BEGIN DATASET ENTRIES

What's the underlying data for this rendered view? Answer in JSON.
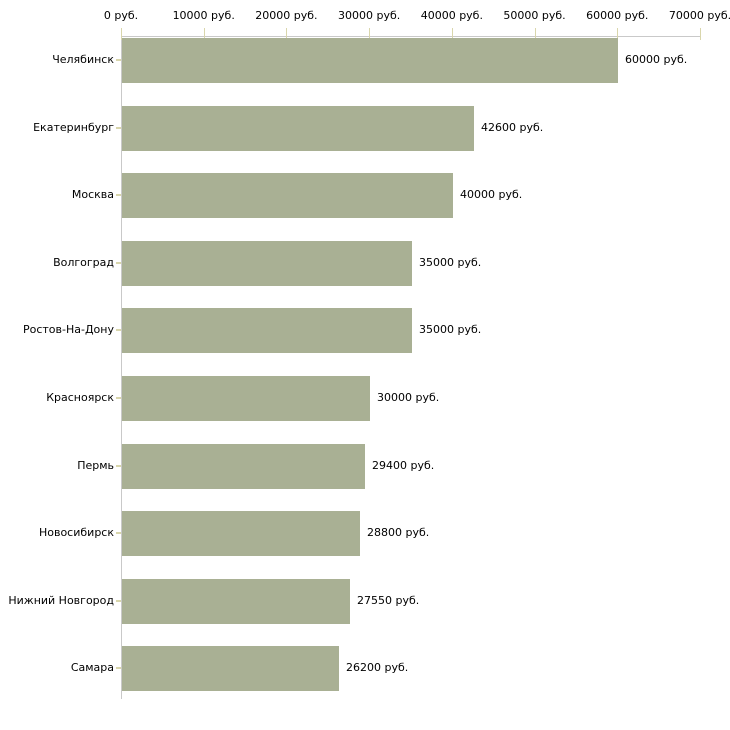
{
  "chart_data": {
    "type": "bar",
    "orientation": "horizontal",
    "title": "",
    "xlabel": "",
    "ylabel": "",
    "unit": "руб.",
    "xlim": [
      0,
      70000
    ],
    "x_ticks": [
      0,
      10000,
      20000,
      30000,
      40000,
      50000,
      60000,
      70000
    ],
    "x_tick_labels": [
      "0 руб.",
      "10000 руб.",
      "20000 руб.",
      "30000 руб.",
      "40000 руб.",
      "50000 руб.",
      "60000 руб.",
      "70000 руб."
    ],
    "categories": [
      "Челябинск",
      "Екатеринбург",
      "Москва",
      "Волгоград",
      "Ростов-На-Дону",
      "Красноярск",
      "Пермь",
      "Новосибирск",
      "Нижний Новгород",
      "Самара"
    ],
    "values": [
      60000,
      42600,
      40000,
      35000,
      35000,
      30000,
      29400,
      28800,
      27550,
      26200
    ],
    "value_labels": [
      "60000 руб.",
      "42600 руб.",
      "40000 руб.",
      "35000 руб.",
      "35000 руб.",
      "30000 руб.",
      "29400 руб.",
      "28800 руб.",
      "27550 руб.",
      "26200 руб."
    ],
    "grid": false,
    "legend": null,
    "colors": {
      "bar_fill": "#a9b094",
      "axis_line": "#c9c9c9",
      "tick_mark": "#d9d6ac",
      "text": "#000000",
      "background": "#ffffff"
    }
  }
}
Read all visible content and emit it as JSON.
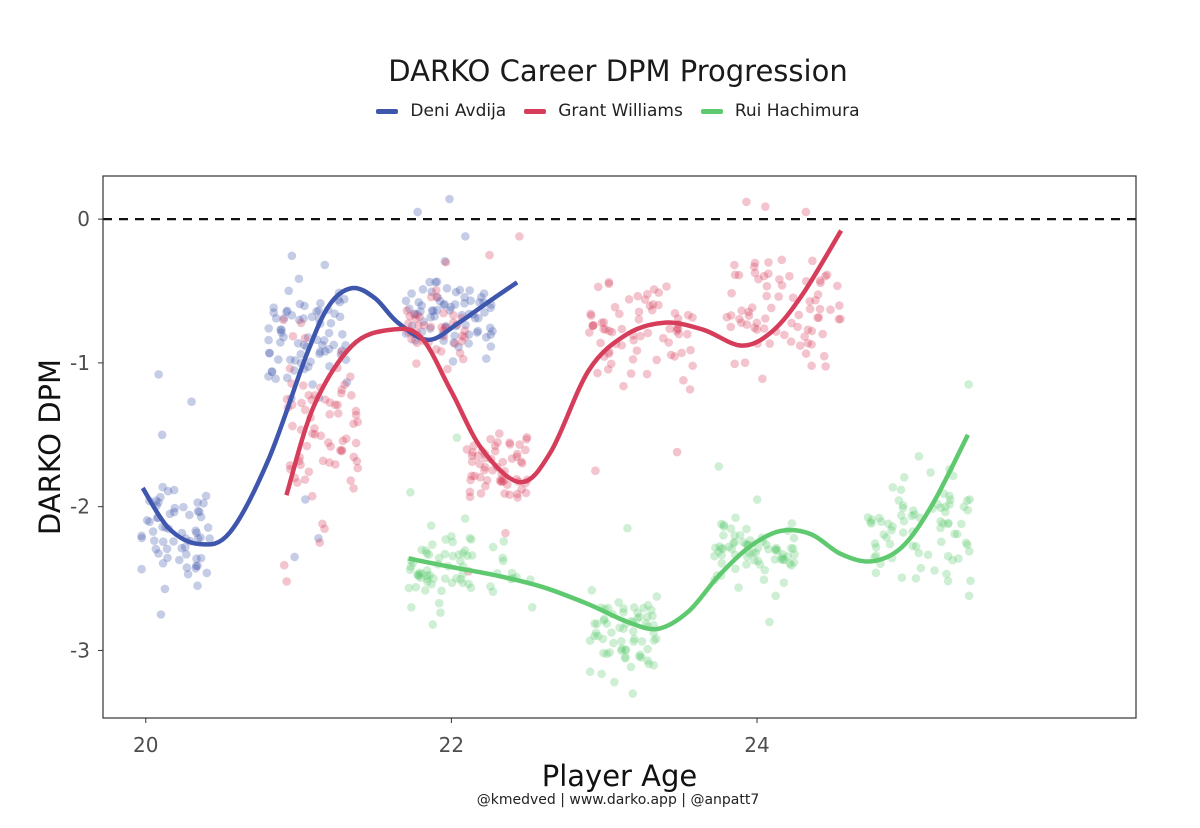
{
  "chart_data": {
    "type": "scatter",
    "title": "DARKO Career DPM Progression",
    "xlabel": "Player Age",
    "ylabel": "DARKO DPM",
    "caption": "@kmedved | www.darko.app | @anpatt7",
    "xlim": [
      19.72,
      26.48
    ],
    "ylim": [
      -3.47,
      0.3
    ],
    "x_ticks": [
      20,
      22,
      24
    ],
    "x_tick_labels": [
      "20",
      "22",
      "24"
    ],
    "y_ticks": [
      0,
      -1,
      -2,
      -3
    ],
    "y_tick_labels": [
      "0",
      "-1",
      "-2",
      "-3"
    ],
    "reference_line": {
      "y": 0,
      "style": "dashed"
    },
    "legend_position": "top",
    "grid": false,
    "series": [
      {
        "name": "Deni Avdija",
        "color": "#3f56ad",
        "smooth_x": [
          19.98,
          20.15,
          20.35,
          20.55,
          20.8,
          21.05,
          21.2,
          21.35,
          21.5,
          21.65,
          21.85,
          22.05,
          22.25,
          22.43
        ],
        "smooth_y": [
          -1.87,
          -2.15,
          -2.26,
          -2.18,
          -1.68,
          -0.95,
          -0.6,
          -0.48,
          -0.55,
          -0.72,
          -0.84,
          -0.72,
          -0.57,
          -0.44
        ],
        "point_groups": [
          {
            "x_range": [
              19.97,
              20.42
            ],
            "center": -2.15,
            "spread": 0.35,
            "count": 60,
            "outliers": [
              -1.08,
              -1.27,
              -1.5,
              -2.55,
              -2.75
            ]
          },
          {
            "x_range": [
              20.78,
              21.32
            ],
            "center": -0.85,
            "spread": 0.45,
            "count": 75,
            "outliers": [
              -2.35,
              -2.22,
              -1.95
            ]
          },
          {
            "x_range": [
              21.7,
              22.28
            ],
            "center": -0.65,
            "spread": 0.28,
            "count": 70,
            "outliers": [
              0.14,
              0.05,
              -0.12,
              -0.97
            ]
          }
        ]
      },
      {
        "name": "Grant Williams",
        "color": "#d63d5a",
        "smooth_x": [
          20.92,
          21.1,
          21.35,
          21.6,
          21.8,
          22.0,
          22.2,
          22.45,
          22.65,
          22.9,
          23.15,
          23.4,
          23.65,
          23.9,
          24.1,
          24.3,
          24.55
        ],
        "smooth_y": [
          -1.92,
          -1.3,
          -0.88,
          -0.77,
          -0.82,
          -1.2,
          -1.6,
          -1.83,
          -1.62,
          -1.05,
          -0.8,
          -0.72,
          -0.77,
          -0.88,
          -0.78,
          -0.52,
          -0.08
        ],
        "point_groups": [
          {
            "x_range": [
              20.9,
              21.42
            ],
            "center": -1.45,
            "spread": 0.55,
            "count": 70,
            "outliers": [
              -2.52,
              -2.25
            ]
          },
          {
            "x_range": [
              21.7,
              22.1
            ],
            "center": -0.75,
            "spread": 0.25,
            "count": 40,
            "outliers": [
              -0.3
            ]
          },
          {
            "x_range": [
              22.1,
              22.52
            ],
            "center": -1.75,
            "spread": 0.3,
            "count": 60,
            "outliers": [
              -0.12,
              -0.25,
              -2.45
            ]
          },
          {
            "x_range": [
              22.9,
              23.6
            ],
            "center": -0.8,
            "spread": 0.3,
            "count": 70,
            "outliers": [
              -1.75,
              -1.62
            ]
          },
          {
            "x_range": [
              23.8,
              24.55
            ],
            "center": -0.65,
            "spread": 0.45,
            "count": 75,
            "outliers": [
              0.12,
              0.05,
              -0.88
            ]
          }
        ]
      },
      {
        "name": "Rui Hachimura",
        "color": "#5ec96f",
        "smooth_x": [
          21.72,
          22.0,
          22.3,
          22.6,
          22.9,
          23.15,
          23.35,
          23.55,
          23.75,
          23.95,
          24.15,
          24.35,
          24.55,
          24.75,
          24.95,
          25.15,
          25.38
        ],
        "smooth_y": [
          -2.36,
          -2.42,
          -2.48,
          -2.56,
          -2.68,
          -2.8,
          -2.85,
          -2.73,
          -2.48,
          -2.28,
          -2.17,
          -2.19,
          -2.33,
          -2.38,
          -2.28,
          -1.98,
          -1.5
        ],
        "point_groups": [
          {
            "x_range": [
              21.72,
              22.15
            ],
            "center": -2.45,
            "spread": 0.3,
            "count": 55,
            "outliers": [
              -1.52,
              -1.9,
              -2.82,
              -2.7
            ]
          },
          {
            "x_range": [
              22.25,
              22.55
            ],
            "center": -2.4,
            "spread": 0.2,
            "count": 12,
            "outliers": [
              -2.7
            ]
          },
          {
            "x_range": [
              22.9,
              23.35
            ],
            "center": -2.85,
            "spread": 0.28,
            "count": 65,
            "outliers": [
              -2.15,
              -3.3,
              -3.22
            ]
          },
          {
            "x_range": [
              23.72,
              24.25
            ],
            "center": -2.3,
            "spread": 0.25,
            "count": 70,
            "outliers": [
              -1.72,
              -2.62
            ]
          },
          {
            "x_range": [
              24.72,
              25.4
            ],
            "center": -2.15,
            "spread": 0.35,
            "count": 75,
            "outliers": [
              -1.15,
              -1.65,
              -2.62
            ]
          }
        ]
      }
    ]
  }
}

END DATASET ENTRIES
BEGIN DATASET ENTRIES

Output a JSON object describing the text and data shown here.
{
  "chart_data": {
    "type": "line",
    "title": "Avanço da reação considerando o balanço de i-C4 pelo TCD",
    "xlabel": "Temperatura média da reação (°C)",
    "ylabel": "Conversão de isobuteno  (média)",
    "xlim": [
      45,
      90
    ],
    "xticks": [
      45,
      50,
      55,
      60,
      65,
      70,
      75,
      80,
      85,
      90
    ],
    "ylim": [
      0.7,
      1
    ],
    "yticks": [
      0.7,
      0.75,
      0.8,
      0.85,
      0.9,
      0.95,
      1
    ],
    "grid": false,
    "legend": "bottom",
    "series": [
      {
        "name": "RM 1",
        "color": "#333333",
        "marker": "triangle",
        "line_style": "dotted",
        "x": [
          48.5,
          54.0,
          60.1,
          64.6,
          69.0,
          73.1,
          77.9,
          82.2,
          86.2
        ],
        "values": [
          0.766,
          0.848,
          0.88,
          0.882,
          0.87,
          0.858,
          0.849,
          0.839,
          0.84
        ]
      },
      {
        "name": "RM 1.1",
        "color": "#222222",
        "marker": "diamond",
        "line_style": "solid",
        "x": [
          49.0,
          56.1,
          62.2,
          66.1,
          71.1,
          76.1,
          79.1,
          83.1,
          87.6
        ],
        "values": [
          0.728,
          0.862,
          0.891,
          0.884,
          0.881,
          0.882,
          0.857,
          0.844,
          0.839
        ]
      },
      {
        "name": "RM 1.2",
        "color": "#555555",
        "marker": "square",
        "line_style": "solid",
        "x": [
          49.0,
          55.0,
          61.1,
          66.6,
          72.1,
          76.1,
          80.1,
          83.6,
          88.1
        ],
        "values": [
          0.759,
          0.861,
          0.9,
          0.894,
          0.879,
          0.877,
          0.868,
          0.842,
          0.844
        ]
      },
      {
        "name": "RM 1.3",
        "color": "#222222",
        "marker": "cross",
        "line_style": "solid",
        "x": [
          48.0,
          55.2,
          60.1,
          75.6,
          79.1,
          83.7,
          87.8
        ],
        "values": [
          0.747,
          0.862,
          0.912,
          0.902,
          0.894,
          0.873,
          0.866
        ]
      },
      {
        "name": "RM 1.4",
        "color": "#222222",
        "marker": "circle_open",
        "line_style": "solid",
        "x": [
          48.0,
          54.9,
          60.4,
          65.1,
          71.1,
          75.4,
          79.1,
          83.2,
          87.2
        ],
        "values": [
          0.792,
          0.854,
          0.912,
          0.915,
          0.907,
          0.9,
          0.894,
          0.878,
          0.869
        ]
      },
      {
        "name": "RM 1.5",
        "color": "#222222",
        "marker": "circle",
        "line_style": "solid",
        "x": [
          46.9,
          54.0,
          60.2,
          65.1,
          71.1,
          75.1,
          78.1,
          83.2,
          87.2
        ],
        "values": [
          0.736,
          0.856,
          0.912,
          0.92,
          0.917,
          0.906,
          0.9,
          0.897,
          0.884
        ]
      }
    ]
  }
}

END DATASET ENTRIES

__YOUR OBJECTIVE__: Copy down every line of the material above that includes the string "média".

__WRITTEN ANSWER__:
    "xlabel": "Temperatura média da reação (°C)",
    "ylabel": "Conversão de isobuteno  (média)",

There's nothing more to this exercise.